• **Directions**
Reproduce every line below verbatim, with no changes.

• **Dataset entries**
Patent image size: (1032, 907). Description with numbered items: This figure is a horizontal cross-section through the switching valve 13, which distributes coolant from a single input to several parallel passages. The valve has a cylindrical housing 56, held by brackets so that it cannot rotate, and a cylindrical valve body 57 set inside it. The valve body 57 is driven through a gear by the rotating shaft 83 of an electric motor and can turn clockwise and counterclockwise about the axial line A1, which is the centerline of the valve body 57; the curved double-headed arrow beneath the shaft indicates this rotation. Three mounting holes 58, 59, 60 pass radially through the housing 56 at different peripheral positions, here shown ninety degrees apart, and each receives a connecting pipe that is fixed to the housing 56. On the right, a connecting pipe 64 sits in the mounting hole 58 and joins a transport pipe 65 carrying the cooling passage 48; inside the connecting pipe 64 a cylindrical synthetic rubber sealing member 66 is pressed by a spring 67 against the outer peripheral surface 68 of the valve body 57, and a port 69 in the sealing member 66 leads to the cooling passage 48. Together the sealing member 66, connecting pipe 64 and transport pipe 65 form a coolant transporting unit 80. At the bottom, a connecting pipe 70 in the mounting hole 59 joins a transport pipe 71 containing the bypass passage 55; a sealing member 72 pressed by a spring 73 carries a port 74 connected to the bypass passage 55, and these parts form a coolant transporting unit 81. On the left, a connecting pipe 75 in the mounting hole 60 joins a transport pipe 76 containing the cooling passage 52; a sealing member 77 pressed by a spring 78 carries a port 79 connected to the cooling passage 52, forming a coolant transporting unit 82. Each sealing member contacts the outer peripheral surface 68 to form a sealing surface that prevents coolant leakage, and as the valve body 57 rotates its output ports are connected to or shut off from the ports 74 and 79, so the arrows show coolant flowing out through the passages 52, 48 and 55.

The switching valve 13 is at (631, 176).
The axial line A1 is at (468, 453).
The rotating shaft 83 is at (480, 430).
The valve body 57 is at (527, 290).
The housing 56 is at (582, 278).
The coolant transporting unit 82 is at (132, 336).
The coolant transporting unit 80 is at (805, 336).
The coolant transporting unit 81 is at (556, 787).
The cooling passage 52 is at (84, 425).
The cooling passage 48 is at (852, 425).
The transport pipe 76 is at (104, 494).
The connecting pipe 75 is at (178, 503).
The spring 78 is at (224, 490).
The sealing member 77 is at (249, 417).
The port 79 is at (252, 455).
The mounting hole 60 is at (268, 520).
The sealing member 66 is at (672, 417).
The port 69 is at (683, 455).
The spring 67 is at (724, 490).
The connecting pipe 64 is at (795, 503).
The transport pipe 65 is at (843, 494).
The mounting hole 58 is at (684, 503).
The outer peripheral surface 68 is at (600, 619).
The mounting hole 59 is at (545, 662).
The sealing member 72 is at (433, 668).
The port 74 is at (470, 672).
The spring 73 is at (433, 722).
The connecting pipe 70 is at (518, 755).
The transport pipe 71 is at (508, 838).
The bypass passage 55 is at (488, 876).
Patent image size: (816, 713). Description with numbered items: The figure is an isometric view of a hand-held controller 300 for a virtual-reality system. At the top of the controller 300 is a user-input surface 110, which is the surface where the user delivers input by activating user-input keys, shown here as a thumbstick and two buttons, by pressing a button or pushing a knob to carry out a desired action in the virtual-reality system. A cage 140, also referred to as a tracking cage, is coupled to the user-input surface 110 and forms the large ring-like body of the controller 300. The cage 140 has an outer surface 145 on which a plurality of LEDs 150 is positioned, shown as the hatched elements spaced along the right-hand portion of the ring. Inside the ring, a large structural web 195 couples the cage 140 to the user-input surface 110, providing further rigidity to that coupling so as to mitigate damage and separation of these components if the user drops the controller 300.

• **Full output**
Patent image size: (1032, 907). Description with numbered items: This figure is a horizontal cross-section through the switching valve 13, which distributes coolant from a single input to several parallel passages. The valve has a cylindrical housing 56, held by brackets so that it cannot rotate, and a cylindrical valve body 57 set inside it. The valve body 57 is driven through a gear by the rotating shaft 83 of an electric motor and can turn clockwise and counterclockwise about the axial line A1, which is the centerline of the valve body 57; the curved double-headed arrow beneath the shaft indicates this rotation. Three mounting holes 58, 59, 60 pass radially through the housing 56 at different peripheral positions, here shown ninety degrees apart, and each receives a connecting pipe that is fixed to the housing 56. On the right, a connecting pipe 64 sits in the mounting hole 58 and joins a transport pipe 65 carrying the cooling passage 48; inside the connecting pipe 64 a cylindrical synthetic rubber sealing member 66 is pressed by a spring 67 against the outer peripheral surface 68 of the valve body 57, and a port 69 in the sealing member 66 leads to the cooling passage 48. Together the sealing member 66, connecting pipe 64 and transport pipe 65 form a coolant transporting unit 80. At the bottom, a connecting pipe 70 in the mounting hole 59 joins a transport pipe 71 containing the bypass passage 55; a sealing member 72 pressed by a spring 73 carries a port 74 connected to the bypass passage 55, and these parts form a coolant transporting unit 81. On the left, a connecting pipe 75 in the mounting hole 60 joins a transport pipe 76 containing the cooling passage 52; a sealing member 77 pressed by a spring 78 carries a port 79 connected to the cooling passage 52, forming a coolant transporting unit 82. Each sealing member contacts the outer peripheral surface 68 to form a sealing surface that prevents coolant leakage, and as the valve body 57 rotates its output ports are connected to or shut off from the ports 74 and 79, so the arrows show coolant flowing out through the passages 52, 48 and 55.

The switching valve 13 is at (631, 176).
The axial line A1 is at (468, 453).
The rotating shaft 83 is at (480, 430).
The valve body 57 is at (527, 290).
The housing 56 is at (582, 278).
The coolant transporting unit 82 is at (132, 336).
The coolant transporting unit 80 is at (805, 336).
The coolant transporting unit 81 is at (556, 787).
The cooling passage 52 is at (84, 425).
The cooling passage 48 is at (852, 425).
The transport pipe 76 is at (104, 494).
The connecting pipe 75 is at (178, 503).
The spring 78 is at (224, 490).
The sealing member 77 is at (249, 417).
The port 79 is at (252, 455).
The mounting hole 60 is at (268, 520).
The sealing member 66 is at (672, 417).
The port 69 is at (683, 455).
The spring 67 is at (724, 490).
The connecting pipe 64 is at (795, 503).
The transport pipe 65 is at (843, 494).
The mounting hole 58 is at (684, 503).
The outer peripheral surface 68 is at (600, 619).
The mounting hole 59 is at (545, 662).
The sealing member 72 is at (433, 668).
The port 74 is at (470, 672).
The spring 73 is at (433, 722).
The connecting pipe 70 is at (518, 755).
The transport pipe 71 is at (508, 838).
The bypass passage 55 is at (488, 876).
Patent image size: (816, 713). Description with numbered items: The figure is an isometric view of a hand-held controller 300 for a virtual-reality system. At the top of the controller 300 is a user-input surface 110, which is the surface where the user delivers input by activating user-input keys, shown here as a thumbstick and two buttons, by pressing a button or pushing a knob to carry out a desired action in the virtual-reality system. A cage 140, also referred to as a tracking cage, is coupled to the user-input surface 110 and forms the large ring-like body of the controller 300. The cage 140 has an outer surface 145 on which a plurality of LEDs 150 is positioned, shown as the hatched elements spaced along the right-hand portion of the ring. Inside the ring, a large structural web 195 couples the cage 140 to the user-input surface 110, providing further rigidity to that coupling so as to mitigate damage and separation of these components if the user drops the controller 300.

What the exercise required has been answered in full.